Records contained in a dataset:
* * * * * * * * *

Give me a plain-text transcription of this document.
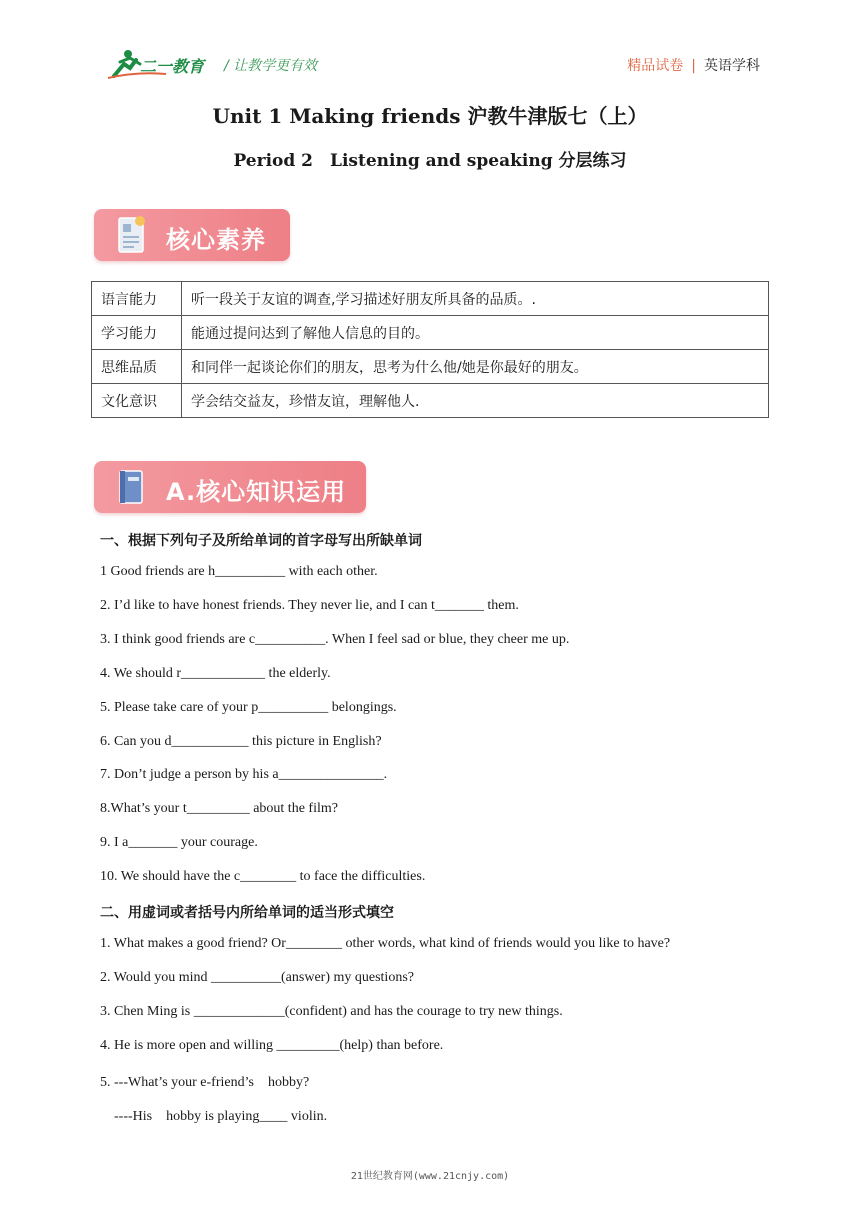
二一教育 / 让教学更有效	精品试卷 | 英语学科
Unit 1 Making friends 沪教牛津版七（上）
Period 2　Listening and speaking 分层练习
核心素养
语言能力	听一段关于友谊的调查,学习描述好朋友所具备的品质。.
学习能力	能通过提问达到了解他人信息的目的。
思维品质	和同伴一起谈论你们的朋友，思考为什么他/她是你最好的朋友。
文化意识	学会结交益友，珍惜友谊，理解他人.
A.核心知识运用
一、根据下列句子及所给单词的首字母写出所缺单词
1 Good friends are h__________ with each other.
2. I’d like to have honest friends. They never lie, and I can t_______ them.
3. I think good friends are c__________. When I feel sad or blue, they cheer me up.
4. We should r____________ the elderly.
5. Please take care of your p__________ belongings.
6. Can you d___________ this picture in English?
7. Don’t judge a person by his a_______________.
8.What’s your t_________ about the film?
9. I a_______ your courage.
10. We should have the c________ to face the difficulties.
二、用虚词或者括号内所给单词的适当形式填空
1. What makes a good friend? Or________ other words, what kind of friends would you like to have?
2. Would you mind __________(answer) my questions?
3. Chen Ming is _____________(confident) and has the courage to try new things.
4. He is more open and willing _________(help) than before.
5. ---What’s your e-friend’s　hobby?
　----His　hobby is playing____ violin.
21世纪教育网(www.21cnjy.com)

* * * * * * * * *

### Goal
Copy out the records above in full, exactly as written, but not the pictures.

### Expected output
Give me a plain-text transcription of this document.
二一教育 / 让教学更有效	精品试卷 | 英语学科
Unit 1 Making friends 沪教牛津版七（上）
Period 2　Listening and speaking 分层练习
核心素养
语言能力	听一段关于友谊的调查,学习描述好朋友所具备的品质。.
学习能力	能通过提问达到了解他人信息的目的。
思维品质	和同伴一起谈论你们的朋友，思考为什么他/她是你最好的朋友。
文化意识	学会结交益友，珍惜友谊，理解他人.
A.核心知识运用
一、根据下列句子及所给单词的首字母写出所缺单词
1 Good friends are h__________ with each other.
2. I’d like to have honest friends. They never lie, and I can t_______ them.
3. I think good friends are c__________. When I feel sad or blue, they cheer me up.
4. We should r____________ the elderly.
5. Please take care of your p__________ belongings.
6. Can you d___________ this picture in English?
7. Don’t judge a person by his a_______________.
8.What’s your t_________ about the film?
9. I a_______ your courage.
10. We should have the c________ to face the difficulties.
二、用虚词或者括号内所给单词的适当形式填空
1. What makes a good friend? Or________ other words, what kind of friends would you like to have?
2. Would you mind __________(answer) my questions?
3. Chen Ming is _____________(confident) and has the courage to try new things.
4. He is more open and willing _________(help) than before.
5. ---What’s your e-friend’s　hobby?
　----His　hobby is playing____ violin.
21世纪教育网(www.21cnjy.com)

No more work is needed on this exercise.